• **Brano citato**

•••••

L’inchiesta sulle tangenti Eni era spiata per “aggiustarla”: agli arresti fra gli altri l’ex Pm di Siracusa Giancarlo Longo

Esistevano dossier e venivano attuati depistaggi per condizionare i procedimenti penali a vantaggio dei propri clienti, questa l'ipotesi di una inchiesta coordinata dalle procure di Roma e Messina.
Ci sono imprenditori e magistrati tra le 15 persone arrestate dalla Guardia di Finanza. Gli inquirenti parlano di "due associazioni a delinquere dedite alla commissione di plurime frodi fiscali e a reati contro la pubblica amministrazione, anche attraverso la corruzione in atti giudiziari". In una nota congiunta le due Procure scrivono che le "indagini hanno preso le mosse da distinti input investigativi convergendo sull'operatività dei due sodalizi criminali, consentendo la ricostruzione di ipotesi di bancarotta fraudolenta da parte di soggetti non riconducibili alla struttura delle organizzazioni". In particolare il gip di Roma ha emesso misure cautelari personali oltre che per Amara, Centofanti e Bigotti anche per Luciano Caruso. Alcuni nomi, in particolare quello di Amara e Centofanti, compaiono anche nell'ordinanza emessa dal gip di Messina che ha disposto il carcere per Longo chiedendo l'applicazione di misure cautelari anche per Alessandro Ferraro, Giuseppe Guastella, Davide Venezia, Mauro Verace, Salvatore Maria Pace, Gianluca De Micheli, Vincenzo Naso, Francesco Perricone e Sebastiano Miano.
Tra i fermati anche Giancarlo Longo, 49 anni, magistrato ordinario, già sostituto procuratore della Repubblica presso il Tribunale di Siracusa e destinato ad altre funzioni altrove. Coinvolti, come già accennato, l'avvocato Piero Amara, di Augusta (Siracusa), e gli imprenditori Fabrizio Centofanti e Enzo Bigotti, quest'ultimo già coinvolto nel caso Consip.

•••••

• **Dati forniti**
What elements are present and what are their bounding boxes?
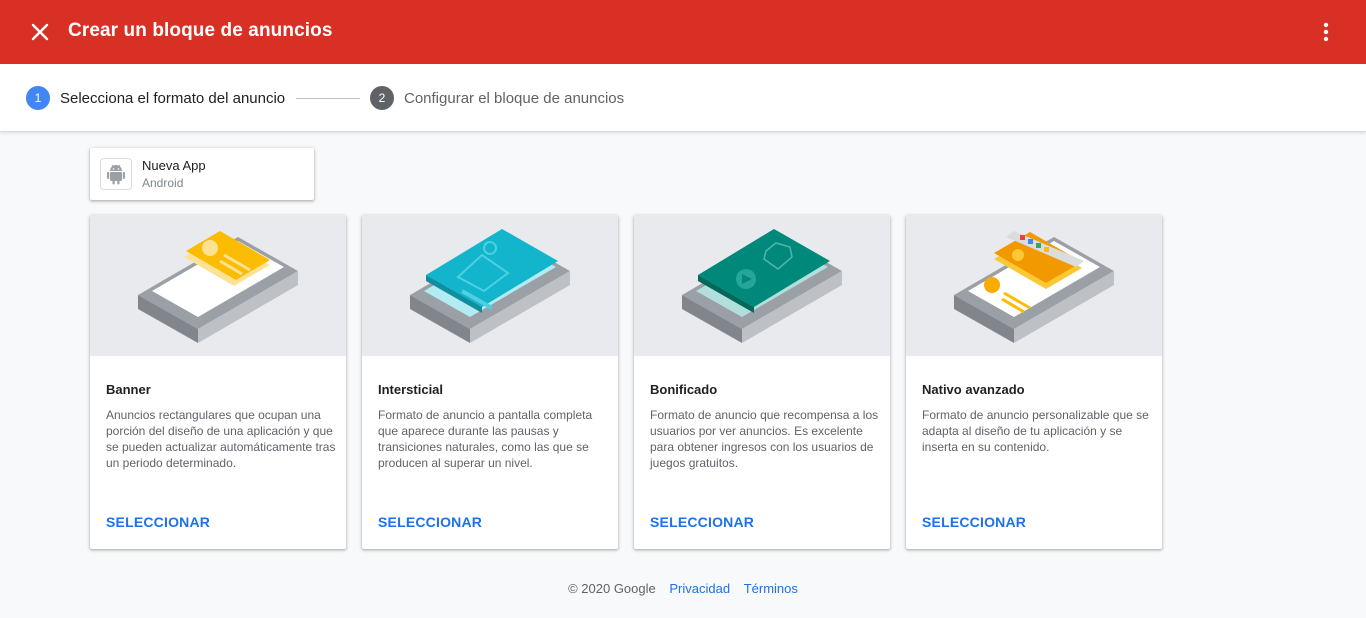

•••••

• **Compito richiesto 1**
Nel testo sull'inchiesta delle procure di Roma e Messina, in quale caso risulta già coinvolto l'imprenditore Enzo Bigotti?
• **Compito richiesto 2**
Per favore, prosegui il testo sull'inchiesta delle procure di Roma e Messina a partire dall'ultima frase riportata.

• **Risposta al compito 1**
Nel caso Consip.

• **Risposta al compito 2**
Indagato anche Riccardo Virgilio, ex presidente di sezione del Consiglio di Stato, oggi in pensione, per il reato di corruzione in atti giudiziari contestato in concorso con Amara e Calafiore. Nel suo caso, scrivono gli inquirenti, "la richiesta di misura non detentiva è stata respinta per assenza di ragioni cautelari". Secondo le tesi accusatorie, negli ultimi cinque anni, alcuni degli indagati avrebbero tentato di inquinare in modo rilevante diversi processi, sia nel penale che nel civile. Longo, in particolare, in cambio di 88mila euro in contanti e vacanze a Dubai per tutta la famiglia, sarebbe riuscito a difendere gli interessi di Amara mettendo in piedi dei procedimenti "specchio" e riuscendo così a ottenere informazioni che non gli competevano. IN realtà secondo le indagini, i metodi usati da Longo erano tre: creazione di fascicoli "specchio", che il magistrato "si auto-assegnava - spiegano i pm che hanno condotto l'inchiesta - al solo scopo di monitorare ulteriori fascicoli di indagine assegnati ad altri colleghi (e di potenziale interesse per alcuni clienti rilevanti degli avvocati Calafiore e Amara), legittimando così la richiesta di copia di atti altrui, o di riunione di procedimenti; fascicoli "minaccia", in cui "finivano per essere iscritti - con chiara finalità concussiva - soggetti 'ostili' agli interessi di alcuni clienti di Calafiore e fascicoli "sponda", che venivano tenuti in vita "al solo scopo di creare una mera legittimazione formale al conferimento di incarichi consulenziali (spesso, radicalmente inconducenti rispetto a quello che dovrebbe essere l'oggetto dell'indagine), il cui reale scopo era servire gli interessi dei clienti di Calafiore a Amara".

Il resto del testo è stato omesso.